Records supplied:
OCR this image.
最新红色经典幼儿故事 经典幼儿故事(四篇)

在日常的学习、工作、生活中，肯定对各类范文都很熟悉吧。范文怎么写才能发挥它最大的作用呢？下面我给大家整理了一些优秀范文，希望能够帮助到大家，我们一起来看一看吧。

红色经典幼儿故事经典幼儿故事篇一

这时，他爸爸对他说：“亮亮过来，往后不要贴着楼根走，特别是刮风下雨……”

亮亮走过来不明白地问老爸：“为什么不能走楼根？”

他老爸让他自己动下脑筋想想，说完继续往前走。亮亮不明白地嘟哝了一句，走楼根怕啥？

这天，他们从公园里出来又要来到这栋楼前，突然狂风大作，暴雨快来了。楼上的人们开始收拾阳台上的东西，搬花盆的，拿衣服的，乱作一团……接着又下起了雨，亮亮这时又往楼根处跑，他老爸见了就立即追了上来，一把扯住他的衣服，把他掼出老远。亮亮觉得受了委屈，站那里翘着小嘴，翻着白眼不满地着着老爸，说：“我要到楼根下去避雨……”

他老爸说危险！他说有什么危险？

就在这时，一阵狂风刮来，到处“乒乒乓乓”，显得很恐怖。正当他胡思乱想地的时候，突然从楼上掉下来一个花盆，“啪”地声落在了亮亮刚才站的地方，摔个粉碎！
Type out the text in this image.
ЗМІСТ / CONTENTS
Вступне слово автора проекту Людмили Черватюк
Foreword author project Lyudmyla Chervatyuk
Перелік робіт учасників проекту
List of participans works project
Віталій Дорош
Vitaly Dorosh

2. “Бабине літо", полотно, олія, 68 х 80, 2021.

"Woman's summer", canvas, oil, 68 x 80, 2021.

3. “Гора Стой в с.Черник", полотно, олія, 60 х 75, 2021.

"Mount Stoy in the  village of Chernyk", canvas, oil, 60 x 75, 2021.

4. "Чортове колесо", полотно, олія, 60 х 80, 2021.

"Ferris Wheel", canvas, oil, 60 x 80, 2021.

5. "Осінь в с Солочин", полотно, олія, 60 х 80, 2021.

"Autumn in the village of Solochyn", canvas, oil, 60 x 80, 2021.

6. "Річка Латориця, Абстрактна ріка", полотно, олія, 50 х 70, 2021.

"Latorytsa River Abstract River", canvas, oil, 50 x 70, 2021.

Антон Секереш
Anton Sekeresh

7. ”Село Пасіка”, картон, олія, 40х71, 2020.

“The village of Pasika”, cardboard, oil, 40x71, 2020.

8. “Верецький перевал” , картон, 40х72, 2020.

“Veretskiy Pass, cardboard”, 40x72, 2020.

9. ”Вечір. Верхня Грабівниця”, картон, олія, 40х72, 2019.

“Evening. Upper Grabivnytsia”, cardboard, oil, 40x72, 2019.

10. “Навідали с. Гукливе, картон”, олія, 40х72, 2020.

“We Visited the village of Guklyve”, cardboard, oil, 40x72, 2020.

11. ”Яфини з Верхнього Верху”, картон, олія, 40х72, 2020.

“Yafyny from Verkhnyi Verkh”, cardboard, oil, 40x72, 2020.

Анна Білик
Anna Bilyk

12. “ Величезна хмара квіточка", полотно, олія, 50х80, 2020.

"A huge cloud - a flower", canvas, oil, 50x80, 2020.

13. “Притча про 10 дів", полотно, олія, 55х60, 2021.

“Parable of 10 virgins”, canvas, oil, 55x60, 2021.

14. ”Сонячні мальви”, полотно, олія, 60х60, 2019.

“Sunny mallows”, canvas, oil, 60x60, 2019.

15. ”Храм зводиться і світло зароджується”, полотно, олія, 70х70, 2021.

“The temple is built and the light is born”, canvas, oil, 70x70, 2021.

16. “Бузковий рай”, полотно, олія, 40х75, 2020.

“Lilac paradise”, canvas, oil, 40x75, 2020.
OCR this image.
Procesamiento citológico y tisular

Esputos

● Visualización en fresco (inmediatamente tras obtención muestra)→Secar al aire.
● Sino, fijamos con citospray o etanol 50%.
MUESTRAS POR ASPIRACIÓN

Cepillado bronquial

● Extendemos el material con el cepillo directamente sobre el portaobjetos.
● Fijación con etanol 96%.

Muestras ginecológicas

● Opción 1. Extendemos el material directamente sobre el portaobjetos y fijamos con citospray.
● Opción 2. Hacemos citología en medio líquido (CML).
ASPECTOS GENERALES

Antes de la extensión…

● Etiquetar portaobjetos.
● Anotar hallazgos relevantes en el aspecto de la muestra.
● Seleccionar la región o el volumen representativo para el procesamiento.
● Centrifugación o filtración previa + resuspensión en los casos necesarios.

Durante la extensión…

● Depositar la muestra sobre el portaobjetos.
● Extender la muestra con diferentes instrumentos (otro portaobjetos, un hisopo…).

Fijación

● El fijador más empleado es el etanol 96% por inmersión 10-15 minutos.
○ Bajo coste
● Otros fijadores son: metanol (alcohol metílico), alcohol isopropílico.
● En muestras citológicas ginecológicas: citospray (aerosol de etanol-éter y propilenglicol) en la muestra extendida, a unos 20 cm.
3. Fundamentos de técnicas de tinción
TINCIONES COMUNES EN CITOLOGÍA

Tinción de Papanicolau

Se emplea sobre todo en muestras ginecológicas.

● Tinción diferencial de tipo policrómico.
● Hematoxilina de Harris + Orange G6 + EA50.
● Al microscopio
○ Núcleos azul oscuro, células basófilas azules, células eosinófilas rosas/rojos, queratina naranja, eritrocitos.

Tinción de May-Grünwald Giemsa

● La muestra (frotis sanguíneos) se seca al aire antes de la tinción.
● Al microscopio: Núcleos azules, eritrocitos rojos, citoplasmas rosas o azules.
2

Aim: Write out each line of the data that holds the string "microscopio".

Exercise response:
● Al microscopio
● Al microscopio: Núcleos azules, eritrocitos rojos, citoplasmas rosas o azules.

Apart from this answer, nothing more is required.